Quote the data below in full, minus the images.

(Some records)
★ ★ ★

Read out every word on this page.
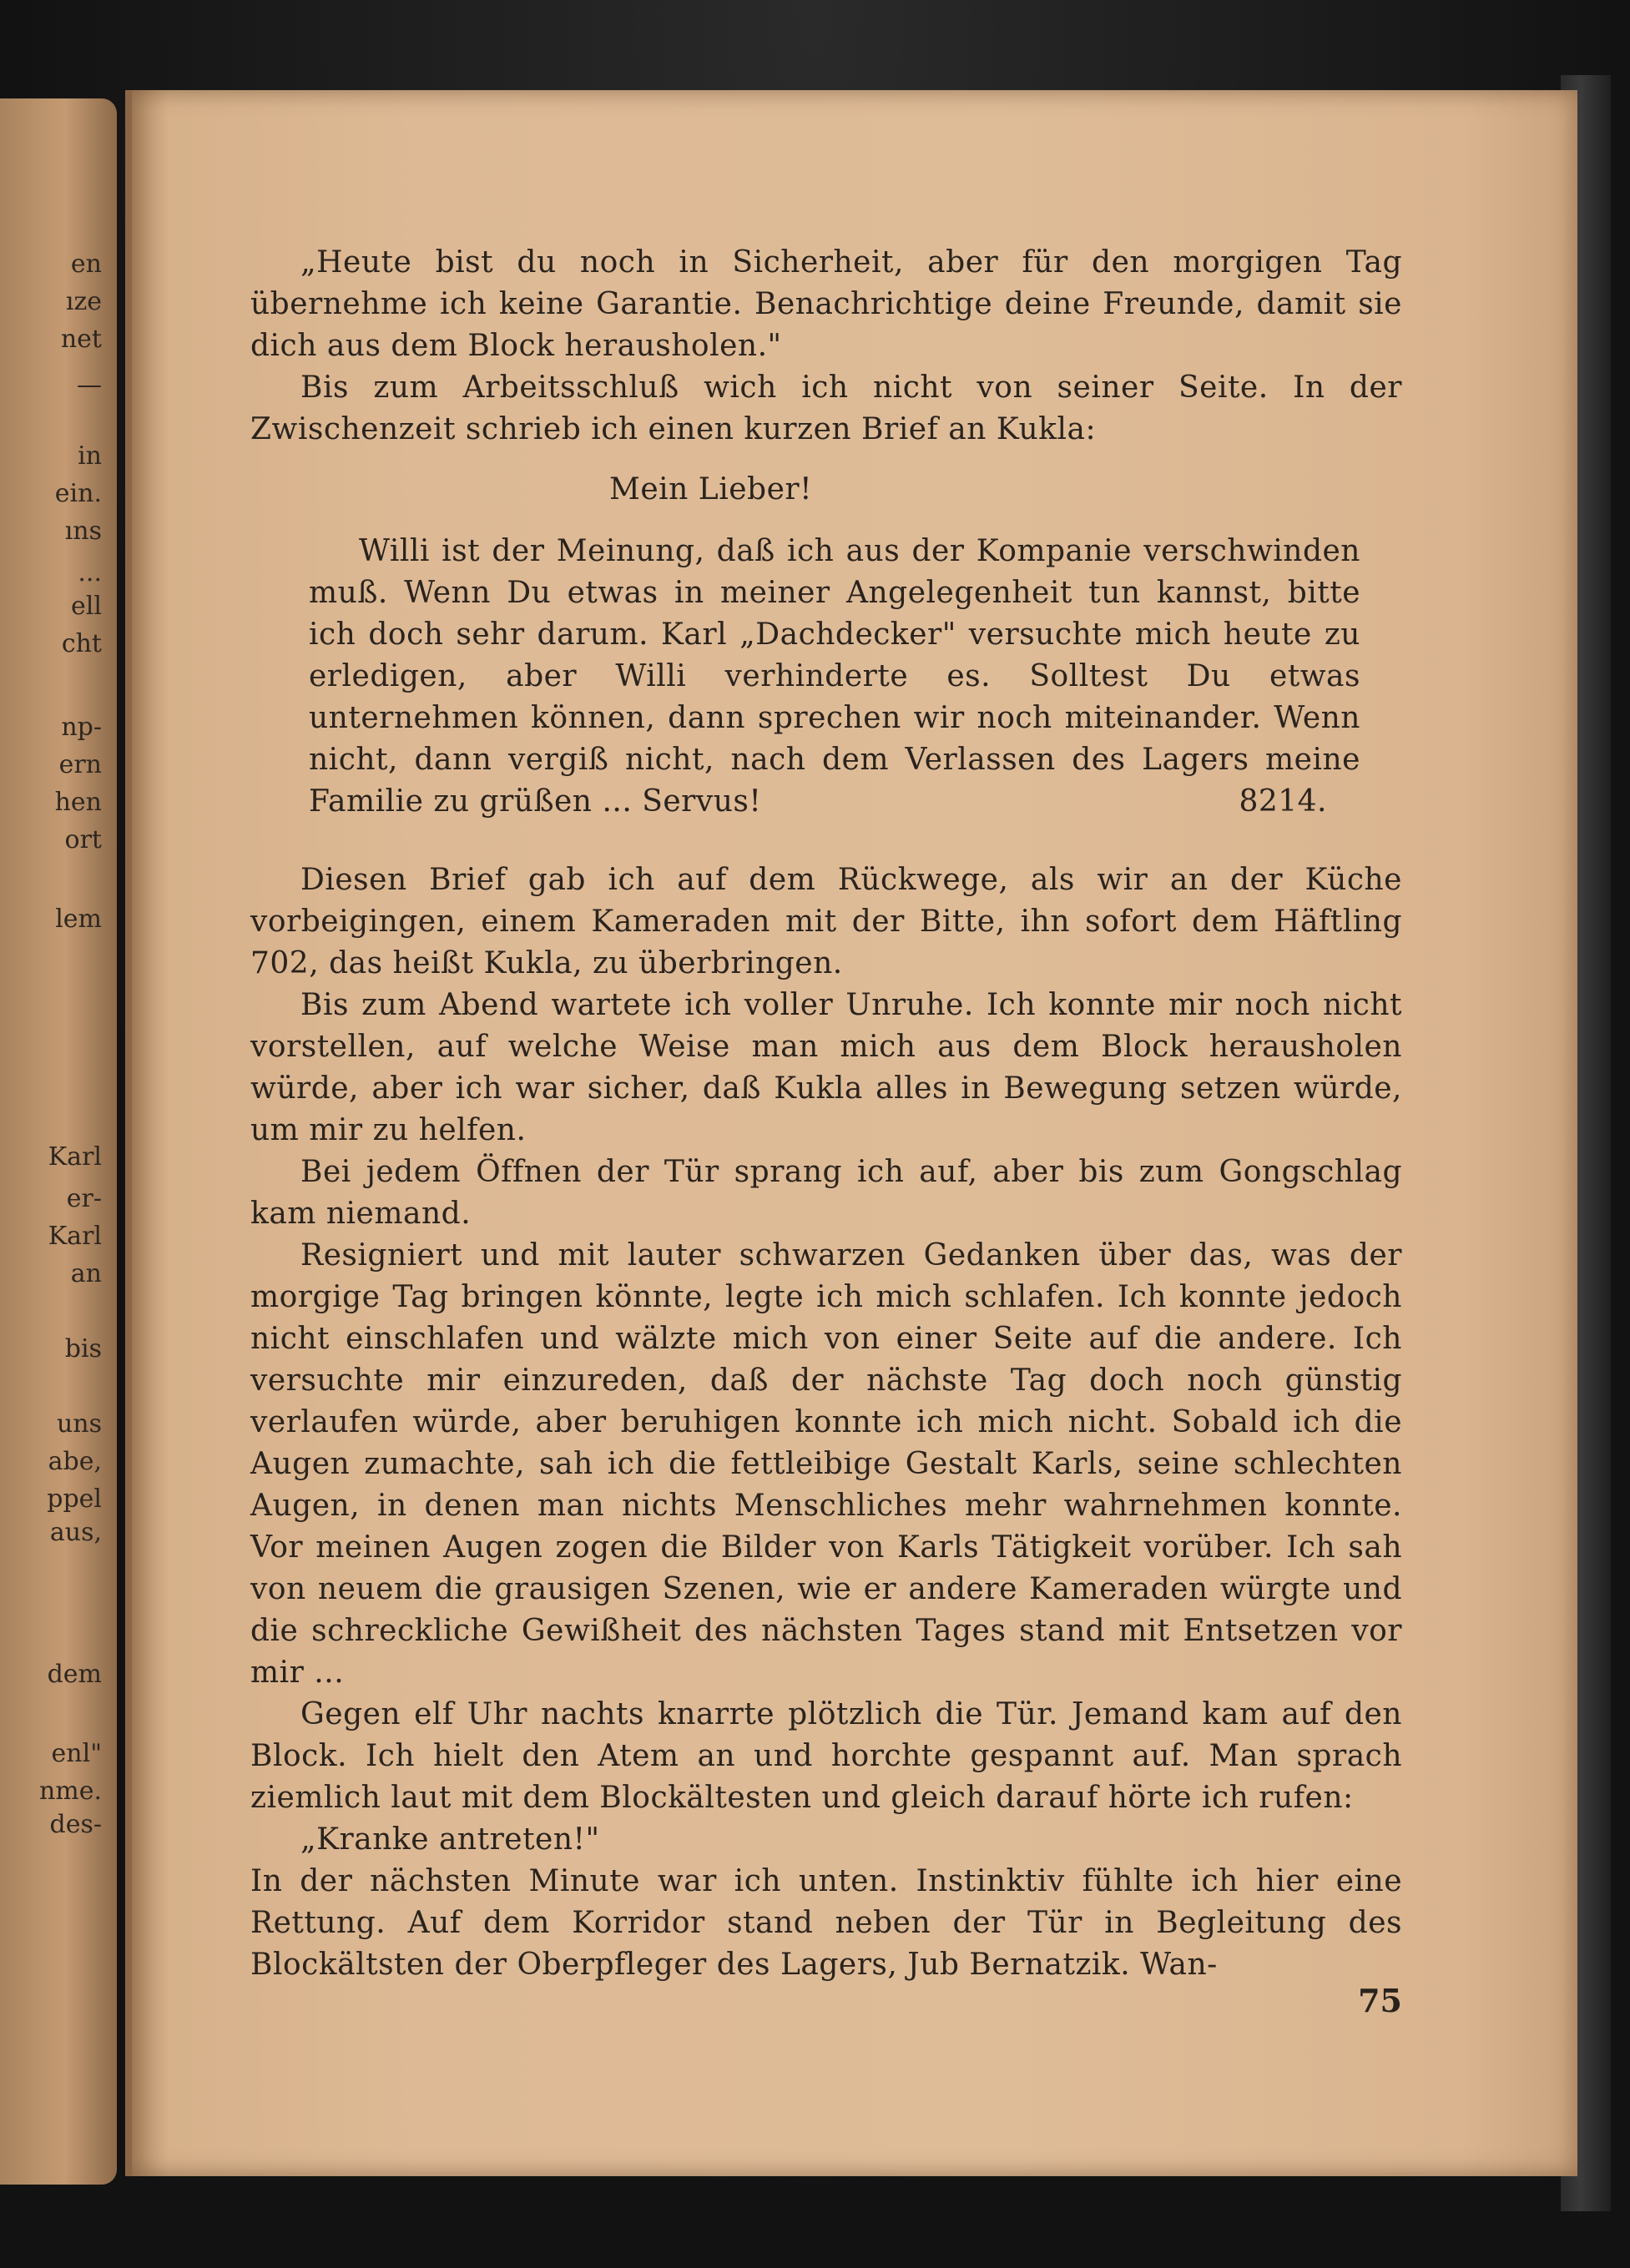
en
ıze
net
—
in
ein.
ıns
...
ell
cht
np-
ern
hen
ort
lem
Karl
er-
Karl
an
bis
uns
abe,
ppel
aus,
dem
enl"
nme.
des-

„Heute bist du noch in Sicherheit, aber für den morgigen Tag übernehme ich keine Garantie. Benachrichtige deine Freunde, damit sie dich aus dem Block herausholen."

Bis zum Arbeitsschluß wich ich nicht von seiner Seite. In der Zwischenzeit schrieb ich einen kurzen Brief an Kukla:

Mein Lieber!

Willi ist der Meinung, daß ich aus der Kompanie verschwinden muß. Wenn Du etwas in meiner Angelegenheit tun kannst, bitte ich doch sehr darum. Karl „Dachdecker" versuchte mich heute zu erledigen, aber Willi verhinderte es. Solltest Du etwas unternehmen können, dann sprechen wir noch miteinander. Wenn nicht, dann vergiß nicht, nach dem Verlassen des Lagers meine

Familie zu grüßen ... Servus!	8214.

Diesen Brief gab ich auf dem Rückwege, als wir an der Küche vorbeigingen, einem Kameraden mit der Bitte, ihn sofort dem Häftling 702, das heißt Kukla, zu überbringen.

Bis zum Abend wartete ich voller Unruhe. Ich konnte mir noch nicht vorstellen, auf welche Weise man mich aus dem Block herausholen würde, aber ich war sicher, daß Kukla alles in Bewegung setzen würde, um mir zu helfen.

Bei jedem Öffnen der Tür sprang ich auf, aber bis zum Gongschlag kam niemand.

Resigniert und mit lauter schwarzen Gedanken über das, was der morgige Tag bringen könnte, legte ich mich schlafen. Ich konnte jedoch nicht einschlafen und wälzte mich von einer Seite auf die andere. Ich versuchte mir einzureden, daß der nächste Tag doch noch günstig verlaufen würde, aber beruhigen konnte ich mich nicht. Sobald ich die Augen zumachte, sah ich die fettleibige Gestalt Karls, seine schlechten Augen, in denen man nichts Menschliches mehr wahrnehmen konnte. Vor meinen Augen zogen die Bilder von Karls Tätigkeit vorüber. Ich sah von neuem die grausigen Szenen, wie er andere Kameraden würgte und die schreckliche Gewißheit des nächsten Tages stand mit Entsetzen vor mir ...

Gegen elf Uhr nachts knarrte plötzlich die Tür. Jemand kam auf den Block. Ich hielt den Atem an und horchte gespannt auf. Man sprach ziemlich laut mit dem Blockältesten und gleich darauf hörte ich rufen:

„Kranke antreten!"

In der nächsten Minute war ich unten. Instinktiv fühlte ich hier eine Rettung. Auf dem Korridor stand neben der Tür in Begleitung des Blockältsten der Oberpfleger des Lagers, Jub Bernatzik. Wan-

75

★ ★ ★

SOLUTION TO THE PROBLEM:
Read out every word on this page.
en
ıze
net
—
in
ein.
ıns
...
ell
cht
np-
ern
hen
ort
lem
Karl
er-
Karl
an
bis
uns
abe,
ppel
aus,
dem
enl"
nme.
des-

„Heute bist du noch in Sicherheit, aber für den morgigen Tag übernehme ich keine Garantie. Benachrichtige deine Freunde, damit sie dich aus dem Block herausholen."

Bis zum Arbeitsschluß wich ich nicht von seiner Seite. In der Zwischenzeit schrieb ich einen kurzen Brief an Kukla:

Mein Lieber!

Willi ist der Meinung, daß ich aus der Kompanie verschwinden muß. Wenn Du etwas in meiner Angelegenheit tun kannst, bitte ich doch sehr darum. Karl „Dachdecker" versuchte mich heute zu erledigen, aber Willi verhinderte es. Solltest Du etwas unternehmen können, dann sprechen wir noch miteinander. Wenn nicht, dann vergiß nicht, nach dem Verlassen des Lagers meine

Familie zu grüßen ... Servus!	8214.

Diesen Brief gab ich auf dem Rückwege, als wir an der Küche vorbeigingen, einem Kameraden mit der Bitte, ihn sofort dem Häftling 702, das heißt Kukla, zu überbringen.

Bis zum Abend wartete ich voller Unruhe. Ich konnte mir noch nicht vorstellen, auf welche Weise man mich aus dem Block herausholen würde, aber ich war sicher, daß Kukla alles in Bewegung setzen würde, um mir zu helfen.

Bei jedem Öffnen der Tür sprang ich auf, aber bis zum Gongschlag kam niemand.

Resigniert und mit lauter schwarzen Gedanken über das, was der morgige Tag bringen könnte, legte ich mich schlafen. Ich konnte jedoch nicht einschlafen und wälzte mich von einer Seite auf die andere. Ich versuchte mir einzureden, daß der nächste Tag doch noch günstig verlaufen würde, aber beruhigen konnte ich mich nicht. Sobald ich die Augen zumachte, sah ich die fettleibige Gestalt Karls, seine schlechten Augen, in denen man nichts Menschliches mehr wahrnehmen konnte. Vor meinen Augen zogen die Bilder von Karls Tätigkeit vorüber. Ich sah von neuem die grausigen Szenen, wie er andere Kameraden würgte und die schreckliche Gewißheit des nächsten Tages stand mit Entsetzen vor mir ...

Gegen elf Uhr nachts knarrte plötzlich die Tür. Jemand kam auf den Block. Ich hielt den Atem an und horchte gespannt auf. Man sprach ziemlich laut mit dem Blockältesten und gleich darauf hörte ich rufen:

„Kranke antreten!"

In der nächsten Minute war ich unten. Instinktiv fühlte ich hier eine Rettung. Auf dem Korridor stand neben der Tür in Begleitung des Blockältsten der Oberpfleger des Lagers, Jub Bernatzik. Wan-

75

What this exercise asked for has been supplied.